== Job ==
Return all the data below as it stands, minus the pictures.

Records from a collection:
-*-*-

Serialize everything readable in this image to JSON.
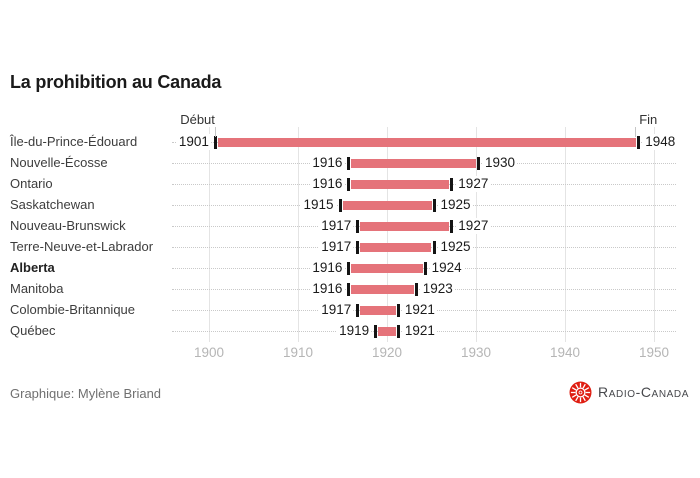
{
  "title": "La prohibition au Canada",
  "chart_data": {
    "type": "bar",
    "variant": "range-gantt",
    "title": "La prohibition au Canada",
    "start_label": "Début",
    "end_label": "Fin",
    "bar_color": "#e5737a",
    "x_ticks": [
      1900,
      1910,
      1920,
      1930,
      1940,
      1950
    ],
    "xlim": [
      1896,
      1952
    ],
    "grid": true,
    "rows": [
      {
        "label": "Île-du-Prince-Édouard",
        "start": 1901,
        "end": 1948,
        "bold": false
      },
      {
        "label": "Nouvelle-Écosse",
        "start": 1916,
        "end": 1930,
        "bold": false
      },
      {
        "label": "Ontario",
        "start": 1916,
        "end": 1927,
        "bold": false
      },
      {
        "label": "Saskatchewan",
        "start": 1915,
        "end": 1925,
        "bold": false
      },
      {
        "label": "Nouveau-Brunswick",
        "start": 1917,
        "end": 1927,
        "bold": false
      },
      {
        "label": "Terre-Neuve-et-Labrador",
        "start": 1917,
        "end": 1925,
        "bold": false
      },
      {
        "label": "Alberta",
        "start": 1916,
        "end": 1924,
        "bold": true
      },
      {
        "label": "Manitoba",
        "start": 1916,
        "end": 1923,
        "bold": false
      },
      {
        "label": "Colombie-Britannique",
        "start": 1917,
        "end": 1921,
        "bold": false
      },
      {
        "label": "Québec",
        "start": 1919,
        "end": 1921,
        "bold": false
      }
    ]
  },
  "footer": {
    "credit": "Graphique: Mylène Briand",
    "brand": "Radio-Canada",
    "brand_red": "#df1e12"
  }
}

-*-*-

== Final result ==
Serialize everything readable in this image to JSON.
{
  "title": "La prohibition au Canada",
  "chart_data": {
    "type": "bar",
    "variant": "range-gantt",
    "title": "La prohibition au Canada",
    "start_label": "Début",
    "end_label": "Fin",
    "bar_color": "#e5737a",
    "x_ticks": [
      1900,
      1910,
      1920,
      1930,
      1940,
      1950
    ],
    "xlim": [
      1896,
      1952
    ],
    "grid": true,
    "rows": [
      {
        "label": "Île-du-Prince-Édouard",
        "start": 1901,
        "end": 1948,
        "bold": false
      },
      {
        "label": "Nouvelle-Écosse",
        "start": 1916,
        "end": 1930,
        "bold": false
      },
      {
        "label": "Ontario",
        "start": 1916,
        "end": 1927,
        "bold": false
      },
      {
        "label": "Saskatchewan",
        "start": 1915,
        "end": 1925,
        "bold": false
      },
      {
        "label": "Nouveau-Brunswick",
        "start": 1917,
        "end": 1927,
        "bold": false
      },
      {
        "label": "Terre-Neuve-et-Labrador",
        "start": 1917,
        "end": 1925,
        "bold": false
      },
      {
        "label": "Alberta",
        "start": 1916,
        "end": 1924,
        "bold": true
      },
      {
        "label": "Manitoba",
        "start": 1916,
        "end": 1923,
        "bold": false
      },
      {
        "label": "Colombie-Britannique",
        "start": 1917,
        "end": 1921,
        "bold": false
      },
      {
        "label": "Québec",
        "start": 1919,
        "end": 1921,
        "bold": false
      }
    ]
  },
  "footer": {
    "credit": "Graphique: Mylène Briand",
    "brand": "Radio-Canada",
    "brand_red": "#df1e12"
  }
}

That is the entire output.